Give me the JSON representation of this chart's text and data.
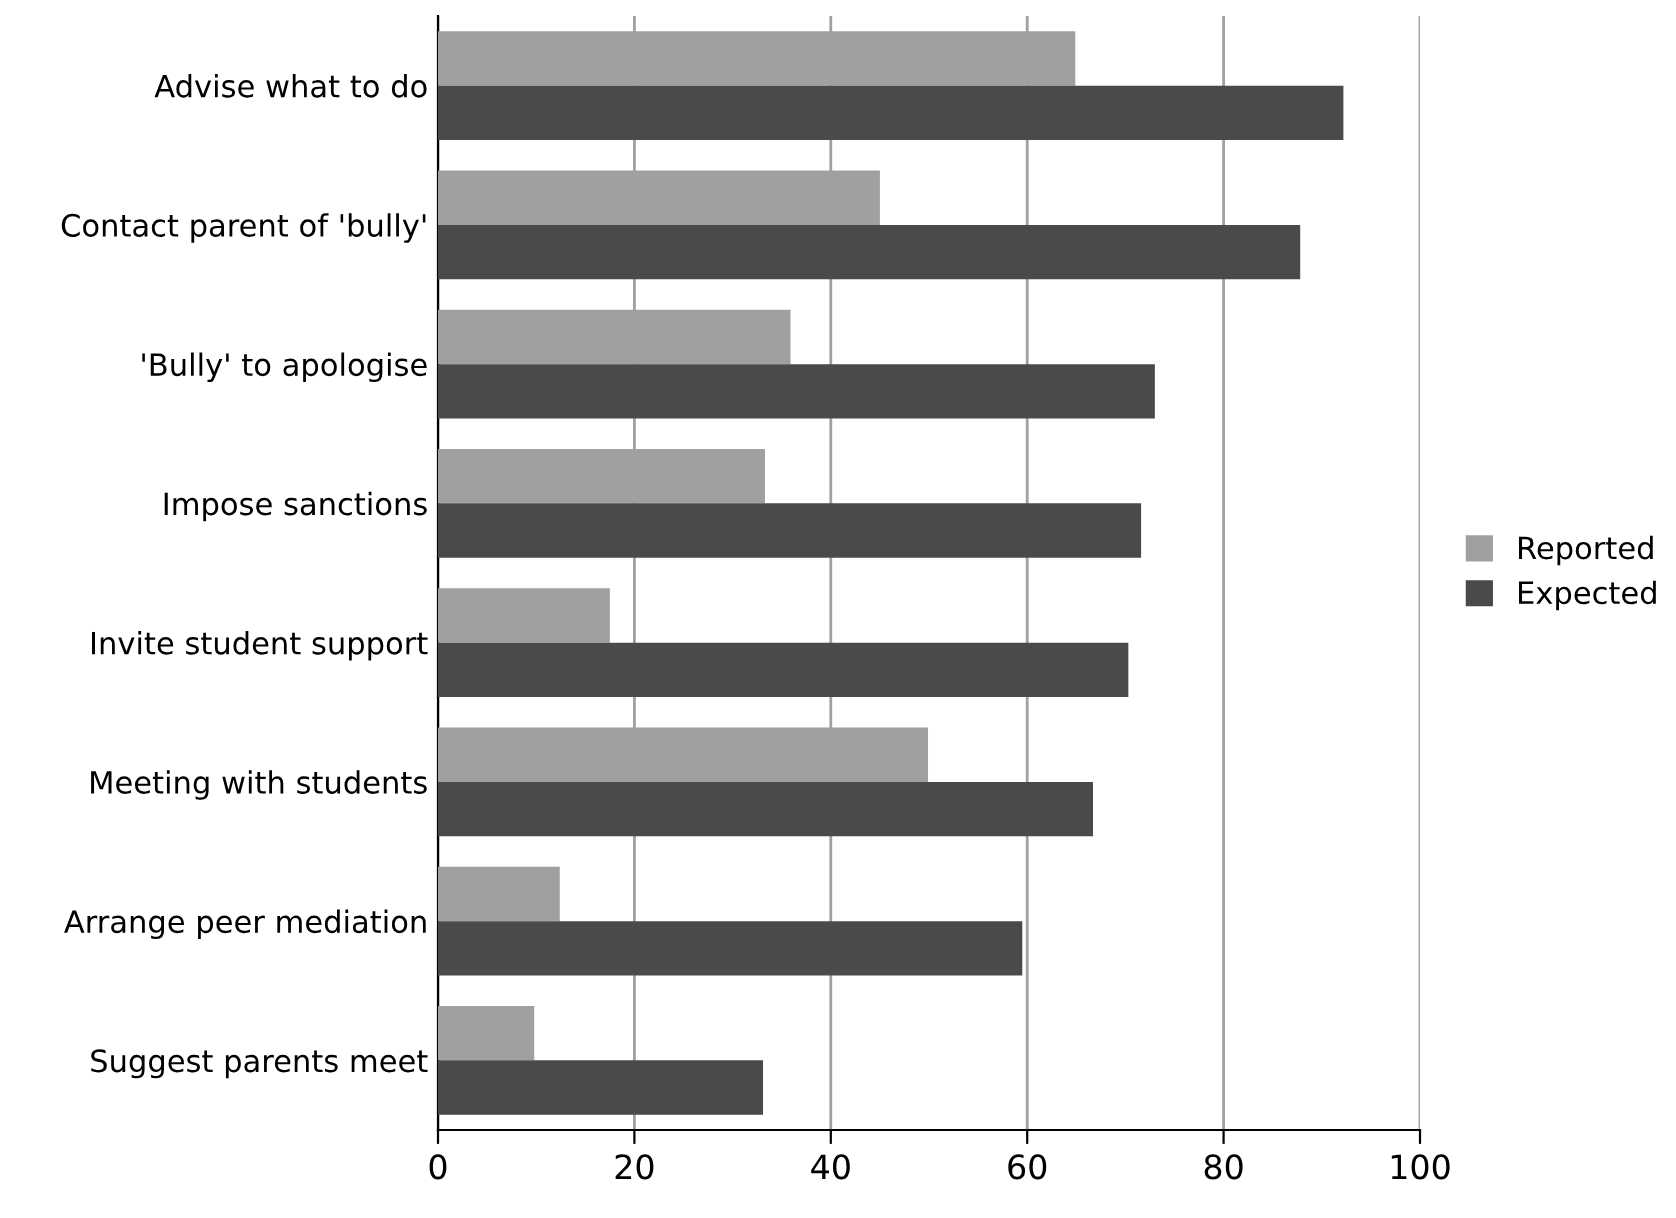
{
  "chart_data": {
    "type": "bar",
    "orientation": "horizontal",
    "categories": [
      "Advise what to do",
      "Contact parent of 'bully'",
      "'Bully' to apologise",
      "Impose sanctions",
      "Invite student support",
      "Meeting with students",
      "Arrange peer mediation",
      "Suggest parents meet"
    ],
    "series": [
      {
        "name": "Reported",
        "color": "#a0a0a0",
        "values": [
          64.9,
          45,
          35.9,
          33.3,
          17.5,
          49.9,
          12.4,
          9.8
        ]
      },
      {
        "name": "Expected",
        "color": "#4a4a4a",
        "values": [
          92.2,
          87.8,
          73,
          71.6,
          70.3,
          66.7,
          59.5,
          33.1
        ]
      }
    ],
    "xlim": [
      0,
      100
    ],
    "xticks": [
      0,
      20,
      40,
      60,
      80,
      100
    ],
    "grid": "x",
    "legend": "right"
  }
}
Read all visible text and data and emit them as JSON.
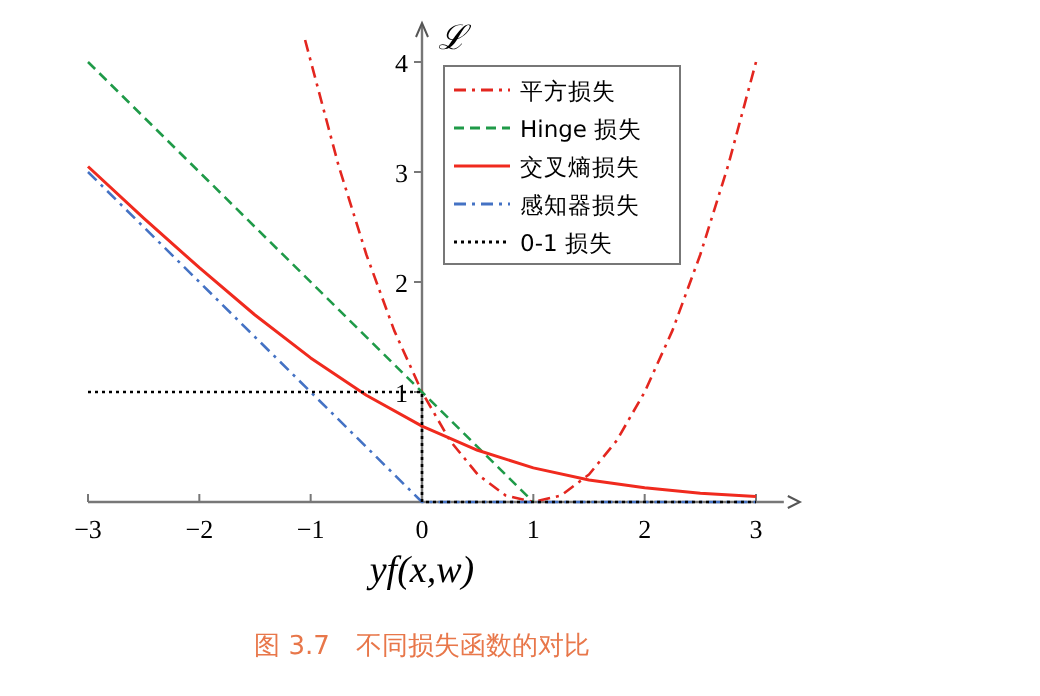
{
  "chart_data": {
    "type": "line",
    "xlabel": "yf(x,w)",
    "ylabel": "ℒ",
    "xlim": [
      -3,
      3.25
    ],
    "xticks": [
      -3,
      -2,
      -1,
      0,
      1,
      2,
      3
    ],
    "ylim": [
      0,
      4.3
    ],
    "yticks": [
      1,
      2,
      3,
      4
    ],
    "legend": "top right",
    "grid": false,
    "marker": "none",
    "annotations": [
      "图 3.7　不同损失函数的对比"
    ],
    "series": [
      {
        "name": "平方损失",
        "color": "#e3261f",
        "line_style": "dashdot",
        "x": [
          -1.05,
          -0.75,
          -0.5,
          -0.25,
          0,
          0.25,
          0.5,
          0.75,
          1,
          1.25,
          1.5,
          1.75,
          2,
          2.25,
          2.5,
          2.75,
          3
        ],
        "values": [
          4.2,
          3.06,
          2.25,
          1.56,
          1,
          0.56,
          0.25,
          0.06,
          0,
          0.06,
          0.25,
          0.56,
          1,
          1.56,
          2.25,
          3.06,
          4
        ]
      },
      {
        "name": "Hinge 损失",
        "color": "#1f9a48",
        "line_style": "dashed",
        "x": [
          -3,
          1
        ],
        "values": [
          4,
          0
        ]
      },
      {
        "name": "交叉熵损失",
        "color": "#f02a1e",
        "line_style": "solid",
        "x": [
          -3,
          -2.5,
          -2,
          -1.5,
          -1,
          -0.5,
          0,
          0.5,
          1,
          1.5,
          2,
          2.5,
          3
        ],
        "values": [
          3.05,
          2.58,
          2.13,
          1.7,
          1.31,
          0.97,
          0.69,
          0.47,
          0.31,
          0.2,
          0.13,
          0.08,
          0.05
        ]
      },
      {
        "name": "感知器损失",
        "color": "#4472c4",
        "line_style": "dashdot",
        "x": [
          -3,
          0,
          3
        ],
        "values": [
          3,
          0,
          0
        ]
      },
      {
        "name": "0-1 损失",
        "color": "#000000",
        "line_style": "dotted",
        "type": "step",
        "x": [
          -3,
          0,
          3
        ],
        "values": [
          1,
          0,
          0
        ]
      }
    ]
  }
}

Problem requirements: Using the records above, output their complete text exactly, minus any images.

Answer below:
Give me the JSON representation of this chart's text and data.
{
  "chart_data": {
    "type": "bar",
    "orientation": "horizontal",
    "categories": [
      "Advise what to do",
      "Contact parent of 'bully'",
      "'Bully' to apologise",
      "Impose sanctions",
      "Invite student support",
      "Meeting with students",
      "Arrange peer mediation",
      "Suggest parents meet"
    ],
    "series": [
      {
        "name": "Reported",
        "color": "#a0a0a0",
        "values": [
          64.9,
          45,
          35.9,
          33.3,
          17.5,
          49.9,
          12.4,
          9.8
        ]
      },
      {
        "name": "Expected",
        "color": "#4a4a4a",
        "values": [
          92.2,
          87.8,
          73,
          71.6,
          70.3,
          66.7,
          59.5,
          33.1
        ]
      }
    ],
    "xlim": [
      0,
      100
    ],
    "xticks": [
      0,
      20,
      40,
      60,
      80,
      100
    ],
    "grid": "x",
    "legend": "right"
  }
}
Read all visible text and data and emit them as JSON.
{
  "chart_data": {
    "type": "line",
    "xlabel": "yf(x,w)",
    "ylabel": "ℒ",
    "xlim": [
      -3,
      3.25
    ],
    "xticks": [
      -3,
      -2,
      -1,
      0,
      1,
      2,
      3
    ],
    "ylim": [
      0,
      4.3
    ],
    "yticks": [
      1,
      2,
      3,
      4
    ],
    "legend": "top right",
    "grid": false,
    "marker": "none",
    "annotations": [
      "图 3.7　不同损失函数的对比"
    ],
    "series": [
      {
        "name": "平方损失",
        "color": "#e3261f",
        "line_style": "dashdot",
        "x": [
          -1.05,
          -0.75,
          -0.5,
          -0.25,
          0,
          0.25,
          0.5,
          0.75,
          1,
          1.25,
          1.5,
          1.75,
          2,
          2.25,
          2.5,
          2.75,
          3
        ],
        "values": [
          4.2,
          3.06,
          2.25,
          1.56,
          1,
          0.56,
          0.25,
          0.06,
          0,
          0.06,
          0.25,
          0.56,
          1,
          1.56,
          2.25,
          3.06,
          4
        ]
      },
      {
        "name": "Hinge 损失",
        "color": "#1f9a48",
        "line_style": "dashed",
        "x": [
          -3,
          1
        ],
        "values": [
          4,
          0
        ]
      },
      {
        "name": "交叉熵损失",
        "color": "#f02a1e",
        "line_style": "solid",
        "x": [
          -3,
          -2.5,
          -2,
          -1.5,
          -1,
          -0.5,
          0,
          0.5,
          1,
          1.5,
          2,
          2.5,
          3
        ],
        "values": [
          3.05,
          2.58,
          2.13,
          1.7,
          1.31,
          0.97,
          0.69,
          0.47,
          0.31,
          0.2,
          0.13,
          0.08,
          0.05
        ]
      },
      {
        "name": "感知器损失",
        "color": "#4472c4",
        "line_style": "dashdot",
        "x": [
          -3,
          0,
          3
        ],
        "values": [
          3,
          0,
          0
        ]
      },
      {
        "name": "0-1 损失",
        "color": "#000000",
        "line_style": "dotted",
        "type": "step",
        "x": [
          -3,
          0,
          3
        ],
        "values": [
          1,
          0,
          0
        ]
      }
    ]
  }
}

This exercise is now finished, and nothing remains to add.